=== Written problem ===
Which lines contain the string "lector"? Please list every one of them.

=== Extracted material ===
-- -- --
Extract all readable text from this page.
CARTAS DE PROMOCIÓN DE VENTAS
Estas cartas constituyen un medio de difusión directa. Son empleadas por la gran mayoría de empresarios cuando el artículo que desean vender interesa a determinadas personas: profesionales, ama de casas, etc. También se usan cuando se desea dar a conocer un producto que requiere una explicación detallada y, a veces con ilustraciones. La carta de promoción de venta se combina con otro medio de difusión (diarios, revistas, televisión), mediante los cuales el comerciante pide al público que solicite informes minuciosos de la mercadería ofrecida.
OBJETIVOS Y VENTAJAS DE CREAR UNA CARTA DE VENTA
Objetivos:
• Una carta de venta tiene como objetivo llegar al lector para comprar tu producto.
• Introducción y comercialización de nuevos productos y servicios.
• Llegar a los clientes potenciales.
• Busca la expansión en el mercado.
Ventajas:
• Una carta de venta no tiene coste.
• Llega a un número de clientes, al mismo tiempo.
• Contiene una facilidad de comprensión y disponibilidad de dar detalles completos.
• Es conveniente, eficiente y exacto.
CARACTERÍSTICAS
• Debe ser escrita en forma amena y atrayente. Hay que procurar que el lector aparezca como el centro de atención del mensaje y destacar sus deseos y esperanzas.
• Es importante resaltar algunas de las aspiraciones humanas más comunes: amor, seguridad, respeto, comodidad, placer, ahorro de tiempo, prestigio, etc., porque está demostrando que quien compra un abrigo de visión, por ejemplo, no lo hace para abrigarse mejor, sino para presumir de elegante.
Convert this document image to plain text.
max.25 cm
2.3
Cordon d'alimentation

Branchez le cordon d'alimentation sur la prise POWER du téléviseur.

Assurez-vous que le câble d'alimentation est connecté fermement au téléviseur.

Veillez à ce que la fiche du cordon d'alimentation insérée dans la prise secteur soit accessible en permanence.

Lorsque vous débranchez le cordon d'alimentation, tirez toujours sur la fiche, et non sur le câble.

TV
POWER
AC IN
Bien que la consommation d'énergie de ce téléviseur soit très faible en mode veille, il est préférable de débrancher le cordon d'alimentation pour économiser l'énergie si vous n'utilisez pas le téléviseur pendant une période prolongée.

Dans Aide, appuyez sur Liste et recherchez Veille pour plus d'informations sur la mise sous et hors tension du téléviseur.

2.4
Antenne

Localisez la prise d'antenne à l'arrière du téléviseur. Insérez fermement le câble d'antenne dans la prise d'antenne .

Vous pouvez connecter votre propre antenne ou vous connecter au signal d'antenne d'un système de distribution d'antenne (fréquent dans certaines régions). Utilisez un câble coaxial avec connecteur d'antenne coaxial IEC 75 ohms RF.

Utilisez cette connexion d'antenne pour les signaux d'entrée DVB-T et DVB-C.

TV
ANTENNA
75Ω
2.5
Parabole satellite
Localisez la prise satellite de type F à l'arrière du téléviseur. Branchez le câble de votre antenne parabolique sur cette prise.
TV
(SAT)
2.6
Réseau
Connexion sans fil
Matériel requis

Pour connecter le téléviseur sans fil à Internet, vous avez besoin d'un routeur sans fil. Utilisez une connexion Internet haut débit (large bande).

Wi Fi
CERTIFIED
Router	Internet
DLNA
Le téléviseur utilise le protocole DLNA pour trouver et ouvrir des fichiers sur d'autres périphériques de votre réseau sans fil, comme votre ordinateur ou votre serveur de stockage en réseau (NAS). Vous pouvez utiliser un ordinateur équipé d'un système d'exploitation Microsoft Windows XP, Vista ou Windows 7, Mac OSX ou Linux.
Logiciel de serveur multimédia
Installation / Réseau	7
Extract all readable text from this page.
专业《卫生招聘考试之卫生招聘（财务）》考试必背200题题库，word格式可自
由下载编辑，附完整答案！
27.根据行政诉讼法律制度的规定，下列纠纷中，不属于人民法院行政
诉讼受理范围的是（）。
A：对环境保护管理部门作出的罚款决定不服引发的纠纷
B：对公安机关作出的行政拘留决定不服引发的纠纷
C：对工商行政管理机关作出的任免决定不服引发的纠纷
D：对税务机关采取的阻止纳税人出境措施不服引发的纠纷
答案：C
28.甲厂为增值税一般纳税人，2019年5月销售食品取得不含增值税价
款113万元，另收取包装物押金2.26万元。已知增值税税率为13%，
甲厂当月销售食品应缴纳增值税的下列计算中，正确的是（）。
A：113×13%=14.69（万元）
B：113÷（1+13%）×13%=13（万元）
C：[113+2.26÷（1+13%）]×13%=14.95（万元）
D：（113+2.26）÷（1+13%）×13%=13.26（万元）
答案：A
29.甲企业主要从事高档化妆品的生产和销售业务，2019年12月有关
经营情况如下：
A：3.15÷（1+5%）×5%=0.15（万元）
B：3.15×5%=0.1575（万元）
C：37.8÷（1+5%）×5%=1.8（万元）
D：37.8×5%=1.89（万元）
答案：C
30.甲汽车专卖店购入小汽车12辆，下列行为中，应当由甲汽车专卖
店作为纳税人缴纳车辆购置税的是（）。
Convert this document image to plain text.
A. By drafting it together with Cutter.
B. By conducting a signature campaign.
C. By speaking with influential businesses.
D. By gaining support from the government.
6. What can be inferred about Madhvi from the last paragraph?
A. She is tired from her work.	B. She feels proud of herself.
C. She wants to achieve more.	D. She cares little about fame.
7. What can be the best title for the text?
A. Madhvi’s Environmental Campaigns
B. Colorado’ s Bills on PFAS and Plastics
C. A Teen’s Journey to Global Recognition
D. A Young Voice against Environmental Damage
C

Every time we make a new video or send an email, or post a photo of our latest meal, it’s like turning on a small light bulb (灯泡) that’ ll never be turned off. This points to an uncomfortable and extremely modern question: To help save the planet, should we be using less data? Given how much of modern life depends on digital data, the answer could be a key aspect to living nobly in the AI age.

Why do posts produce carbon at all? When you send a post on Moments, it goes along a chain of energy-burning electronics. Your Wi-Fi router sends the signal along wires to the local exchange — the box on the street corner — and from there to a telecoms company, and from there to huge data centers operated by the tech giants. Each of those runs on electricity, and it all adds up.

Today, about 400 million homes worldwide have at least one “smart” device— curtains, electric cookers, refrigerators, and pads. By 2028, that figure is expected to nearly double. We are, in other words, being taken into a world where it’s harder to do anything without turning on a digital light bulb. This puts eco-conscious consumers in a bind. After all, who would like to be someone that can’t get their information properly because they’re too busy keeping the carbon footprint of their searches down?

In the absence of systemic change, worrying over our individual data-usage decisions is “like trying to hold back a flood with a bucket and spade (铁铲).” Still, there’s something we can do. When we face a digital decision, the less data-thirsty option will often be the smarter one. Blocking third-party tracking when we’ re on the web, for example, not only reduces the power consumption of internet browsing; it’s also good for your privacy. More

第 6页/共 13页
-- -- --
=== Expected answer ===
• Una carta de venta tiene como objetivo llegar al lector para comprar tu producto.
• Debe ser escrita en forma amena y atrayente. Hay que procurar que el lector aparezca como el centro de atención del mensaje y destacar sus deseos y esperanzas.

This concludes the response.